* BEGIN Listing *

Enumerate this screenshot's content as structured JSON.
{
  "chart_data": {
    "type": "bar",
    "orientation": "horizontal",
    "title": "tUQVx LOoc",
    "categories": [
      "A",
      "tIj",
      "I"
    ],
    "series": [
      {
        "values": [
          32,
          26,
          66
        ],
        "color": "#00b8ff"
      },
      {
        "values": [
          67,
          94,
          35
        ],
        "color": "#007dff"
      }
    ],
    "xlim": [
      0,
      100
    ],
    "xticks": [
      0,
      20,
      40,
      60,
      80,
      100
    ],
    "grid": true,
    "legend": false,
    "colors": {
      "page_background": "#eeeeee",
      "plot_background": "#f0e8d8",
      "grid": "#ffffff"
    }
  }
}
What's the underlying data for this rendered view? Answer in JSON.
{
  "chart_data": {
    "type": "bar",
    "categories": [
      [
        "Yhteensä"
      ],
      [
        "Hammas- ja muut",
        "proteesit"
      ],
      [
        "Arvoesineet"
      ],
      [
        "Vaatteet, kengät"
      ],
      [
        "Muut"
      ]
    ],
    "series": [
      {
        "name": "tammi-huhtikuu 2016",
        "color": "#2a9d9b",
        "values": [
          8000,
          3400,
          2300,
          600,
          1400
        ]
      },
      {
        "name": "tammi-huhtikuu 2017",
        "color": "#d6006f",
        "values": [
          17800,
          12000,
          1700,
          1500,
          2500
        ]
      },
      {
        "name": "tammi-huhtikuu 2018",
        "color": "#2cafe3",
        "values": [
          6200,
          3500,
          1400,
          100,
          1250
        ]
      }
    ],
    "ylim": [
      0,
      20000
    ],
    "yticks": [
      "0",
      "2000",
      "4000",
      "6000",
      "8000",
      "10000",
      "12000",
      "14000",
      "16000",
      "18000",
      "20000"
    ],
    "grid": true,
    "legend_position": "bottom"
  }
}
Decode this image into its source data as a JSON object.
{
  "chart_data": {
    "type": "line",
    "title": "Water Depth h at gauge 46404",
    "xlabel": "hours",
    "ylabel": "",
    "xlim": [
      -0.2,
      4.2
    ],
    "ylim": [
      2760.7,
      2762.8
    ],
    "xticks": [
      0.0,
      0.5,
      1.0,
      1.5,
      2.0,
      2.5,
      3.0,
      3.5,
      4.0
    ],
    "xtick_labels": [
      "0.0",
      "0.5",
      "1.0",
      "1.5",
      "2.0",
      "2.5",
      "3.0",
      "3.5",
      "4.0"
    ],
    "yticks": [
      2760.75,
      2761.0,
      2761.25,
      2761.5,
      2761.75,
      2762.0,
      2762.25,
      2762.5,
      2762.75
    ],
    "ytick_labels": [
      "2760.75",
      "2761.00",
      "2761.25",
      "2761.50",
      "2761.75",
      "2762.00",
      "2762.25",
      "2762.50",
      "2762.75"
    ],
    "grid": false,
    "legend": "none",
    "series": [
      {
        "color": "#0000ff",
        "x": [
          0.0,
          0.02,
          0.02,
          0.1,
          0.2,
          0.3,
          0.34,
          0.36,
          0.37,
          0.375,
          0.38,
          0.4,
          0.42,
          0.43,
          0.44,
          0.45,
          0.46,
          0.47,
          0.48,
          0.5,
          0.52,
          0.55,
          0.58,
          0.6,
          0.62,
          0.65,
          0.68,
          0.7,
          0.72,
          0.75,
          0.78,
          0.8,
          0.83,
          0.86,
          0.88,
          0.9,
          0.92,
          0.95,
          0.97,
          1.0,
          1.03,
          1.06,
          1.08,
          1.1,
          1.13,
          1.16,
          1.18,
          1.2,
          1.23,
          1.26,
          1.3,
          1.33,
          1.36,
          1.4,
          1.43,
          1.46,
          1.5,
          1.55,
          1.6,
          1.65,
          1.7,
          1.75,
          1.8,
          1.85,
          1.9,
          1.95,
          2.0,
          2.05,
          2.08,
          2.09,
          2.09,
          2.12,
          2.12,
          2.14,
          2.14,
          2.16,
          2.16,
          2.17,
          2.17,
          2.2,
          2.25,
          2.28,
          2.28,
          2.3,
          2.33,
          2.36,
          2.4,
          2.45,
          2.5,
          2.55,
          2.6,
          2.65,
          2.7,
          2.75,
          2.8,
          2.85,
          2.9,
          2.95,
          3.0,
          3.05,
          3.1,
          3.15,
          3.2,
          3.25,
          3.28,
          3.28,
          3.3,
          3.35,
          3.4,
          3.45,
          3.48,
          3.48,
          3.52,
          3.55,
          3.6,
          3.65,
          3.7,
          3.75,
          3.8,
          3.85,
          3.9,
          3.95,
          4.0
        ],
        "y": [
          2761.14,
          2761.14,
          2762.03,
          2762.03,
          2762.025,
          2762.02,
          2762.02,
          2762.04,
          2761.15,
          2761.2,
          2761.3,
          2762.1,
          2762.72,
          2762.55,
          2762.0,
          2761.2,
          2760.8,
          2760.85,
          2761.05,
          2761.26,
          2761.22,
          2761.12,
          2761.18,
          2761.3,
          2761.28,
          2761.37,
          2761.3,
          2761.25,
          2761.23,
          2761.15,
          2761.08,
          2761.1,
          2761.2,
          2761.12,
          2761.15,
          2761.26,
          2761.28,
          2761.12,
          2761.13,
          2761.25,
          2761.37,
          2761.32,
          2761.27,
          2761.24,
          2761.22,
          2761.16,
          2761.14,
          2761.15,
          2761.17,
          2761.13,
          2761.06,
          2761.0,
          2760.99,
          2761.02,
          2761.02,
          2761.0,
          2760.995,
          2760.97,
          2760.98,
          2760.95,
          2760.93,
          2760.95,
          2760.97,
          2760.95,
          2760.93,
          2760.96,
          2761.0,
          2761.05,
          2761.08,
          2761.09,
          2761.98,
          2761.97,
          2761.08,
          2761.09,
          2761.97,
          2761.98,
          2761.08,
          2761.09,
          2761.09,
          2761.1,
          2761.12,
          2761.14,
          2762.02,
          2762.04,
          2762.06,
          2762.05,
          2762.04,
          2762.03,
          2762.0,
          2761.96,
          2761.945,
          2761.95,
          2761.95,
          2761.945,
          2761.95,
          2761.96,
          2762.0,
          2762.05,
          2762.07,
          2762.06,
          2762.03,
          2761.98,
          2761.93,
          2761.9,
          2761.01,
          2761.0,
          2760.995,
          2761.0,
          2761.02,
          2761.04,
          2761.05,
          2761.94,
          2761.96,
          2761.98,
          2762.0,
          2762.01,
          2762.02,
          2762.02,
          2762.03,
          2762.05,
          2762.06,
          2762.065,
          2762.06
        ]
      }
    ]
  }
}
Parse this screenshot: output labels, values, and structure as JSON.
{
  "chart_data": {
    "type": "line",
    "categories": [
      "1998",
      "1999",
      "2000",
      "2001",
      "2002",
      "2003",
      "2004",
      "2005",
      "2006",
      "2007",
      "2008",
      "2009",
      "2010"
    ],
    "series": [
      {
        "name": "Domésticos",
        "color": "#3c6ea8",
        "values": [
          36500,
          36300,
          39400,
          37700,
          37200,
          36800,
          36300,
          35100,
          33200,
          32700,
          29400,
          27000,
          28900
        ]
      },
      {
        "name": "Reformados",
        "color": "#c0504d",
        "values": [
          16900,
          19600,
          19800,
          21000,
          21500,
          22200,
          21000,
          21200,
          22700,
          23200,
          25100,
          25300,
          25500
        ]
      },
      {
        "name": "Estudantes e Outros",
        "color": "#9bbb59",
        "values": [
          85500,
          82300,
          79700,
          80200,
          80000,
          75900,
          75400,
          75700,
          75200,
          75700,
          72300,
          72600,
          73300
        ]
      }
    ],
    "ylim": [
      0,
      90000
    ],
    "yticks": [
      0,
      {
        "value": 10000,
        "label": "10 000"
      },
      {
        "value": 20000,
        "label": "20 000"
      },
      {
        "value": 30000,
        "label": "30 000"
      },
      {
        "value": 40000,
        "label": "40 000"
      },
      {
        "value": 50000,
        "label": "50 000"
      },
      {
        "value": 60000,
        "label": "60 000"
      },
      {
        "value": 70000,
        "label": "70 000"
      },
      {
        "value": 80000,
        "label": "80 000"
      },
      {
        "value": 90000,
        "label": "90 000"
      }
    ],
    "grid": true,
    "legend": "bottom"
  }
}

* END Listing *

Written instruction
Copy out each line of the data containing the string "JSON".

Task response
Enumerate this screenshot's content as structured JSON.
What's the underlying data for this rendered view? Answer in JSON.
Decode this image into its source data as a JSON object.
Parse this screenshot: output labels, values, and structure as JSON.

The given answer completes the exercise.